**GIVEN EXERCISE:** Restate the records below word for word, and omit the images they hold.

**TASK MATERIAL:**
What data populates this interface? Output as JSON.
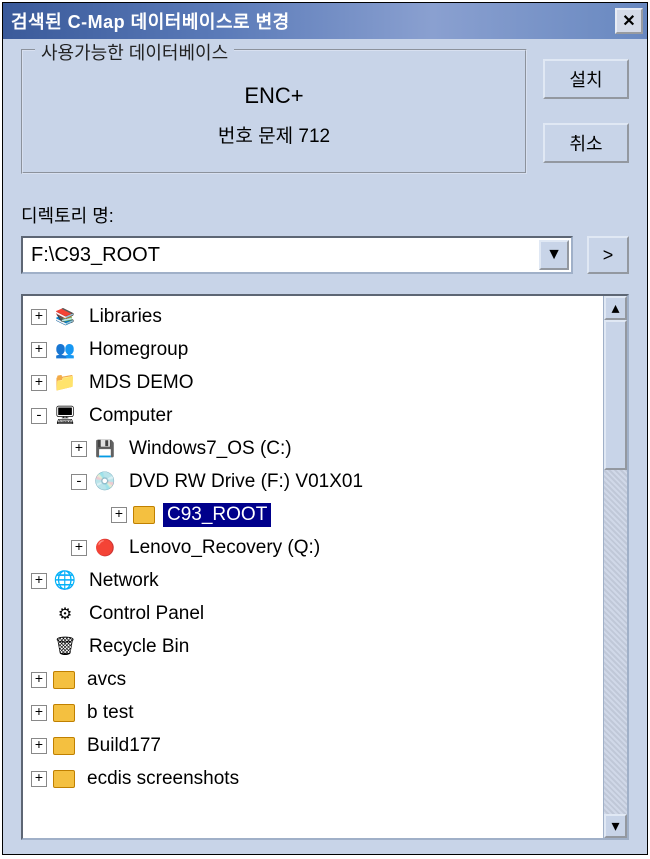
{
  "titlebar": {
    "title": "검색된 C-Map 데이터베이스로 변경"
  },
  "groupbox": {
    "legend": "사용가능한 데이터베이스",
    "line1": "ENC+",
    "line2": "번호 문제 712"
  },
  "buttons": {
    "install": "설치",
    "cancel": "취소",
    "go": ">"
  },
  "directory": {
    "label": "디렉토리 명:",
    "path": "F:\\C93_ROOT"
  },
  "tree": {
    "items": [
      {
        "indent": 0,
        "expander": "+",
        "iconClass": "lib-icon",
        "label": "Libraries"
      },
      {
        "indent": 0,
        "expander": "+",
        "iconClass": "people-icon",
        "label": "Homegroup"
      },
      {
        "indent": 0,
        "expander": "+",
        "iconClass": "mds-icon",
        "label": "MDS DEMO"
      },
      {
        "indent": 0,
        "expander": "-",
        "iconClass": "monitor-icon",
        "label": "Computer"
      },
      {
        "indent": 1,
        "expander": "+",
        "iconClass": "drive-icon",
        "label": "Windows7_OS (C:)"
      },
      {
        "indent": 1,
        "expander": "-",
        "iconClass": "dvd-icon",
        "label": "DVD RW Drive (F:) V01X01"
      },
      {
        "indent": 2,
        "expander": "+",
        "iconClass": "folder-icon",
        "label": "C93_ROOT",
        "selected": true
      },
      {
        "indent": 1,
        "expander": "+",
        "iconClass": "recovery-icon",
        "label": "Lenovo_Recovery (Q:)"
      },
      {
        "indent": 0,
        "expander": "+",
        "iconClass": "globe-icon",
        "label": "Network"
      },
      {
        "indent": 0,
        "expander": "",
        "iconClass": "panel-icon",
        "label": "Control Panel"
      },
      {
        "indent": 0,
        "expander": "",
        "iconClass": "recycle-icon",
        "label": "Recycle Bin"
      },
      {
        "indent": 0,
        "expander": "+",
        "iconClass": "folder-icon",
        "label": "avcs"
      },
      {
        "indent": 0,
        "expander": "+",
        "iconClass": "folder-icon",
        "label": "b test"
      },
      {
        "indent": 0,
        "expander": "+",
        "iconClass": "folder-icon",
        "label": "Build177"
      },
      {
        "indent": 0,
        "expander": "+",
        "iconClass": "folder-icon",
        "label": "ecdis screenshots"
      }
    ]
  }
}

**FULL SOLUTION:**
What data populates this interface? Output as JSON.
{
  "titlebar": {
    "title": "검색된 C-Map 데이터베이스로 변경"
  },
  "groupbox": {
    "legend": "사용가능한 데이터베이스",
    "line1": "ENC+",
    "line2": "번호 문제 712"
  },
  "buttons": {
    "install": "설치",
    "cancel": "취소",
    "go": ">"
  },
  "directory": {
    "label": "디렉토리 명:",
    "path": "F:\\C93_ROOT"
  },
  "tree": {
    "items": [
      {
        "indent": 0,
        "expander": "+",
        "iconClass": "lib-icon",
        "label": "Libraries"
      },
      {
        "indent": 0,
        "expander": "+",
        "iconClass": "people-icon",
        "label": "Homegroup"
      },
      {
        "indent": 0,
        "expander": "+",
        "iconClass": "mds-icon",
        "label": "MDS DEMO"
      },
      {
        "indent": 0,
        "expander": "-",
        "iconClass": "monitor-icon",
        "label": "Computer"
      },
      {
        "indent": 1,
        "expander": "+",
        "iconClass": "drive-icon",
        "label": "Windows7_OS (C:)"
      },
      {
        "indent": 1,
        "expander": "-",
        "iconClass": "dvd-icon",
        "label": "DVD RW Drive (F:) V01X01"
      },
      {
        "indent": 2,
        "expander": "+",
        "iconClass": "folder-icon",
        "label": "C93_ROOT",
        "selected": true
      },
      {
        "indent": 1,
        "expander": "+",
        "iconClass": "recovery-icon",
        "label": "Lenovo_Recovery (Q:)"
      },
      {
        "indent": 0,
        "expander": "+",
        "iconClass": "globe-icon",
        "label": "Network"
      },
      {
        "indent": 0,
        "expander": "",
        "iconClass": "panel-icon",
        "label": "Control Panel"
      },
      {
        "indent": 0,
        "expander": "",
        "iconClass": "recycle-icon",
        "label": "Recycle Bin"
      },
      {
        "indent": 0,
        "expander": "+",
        "iconClass": "folder-icon",
        "label": "avcs"
      },
      {
        "indent": 0,
        "expander": "+",
        "iconClass": "folder-icon",
        "label": "b test"
      },
      {
        "indent": 0,
        "expander": "+",
        "iconClass": "folder-icon",
        "label": "Build177"
      },
      {
        "indent": 0,
        "expander": "+",
        "iconClass": "folder-icon",
        "label": "ecdis screenshots"
      }
    ]
  }
}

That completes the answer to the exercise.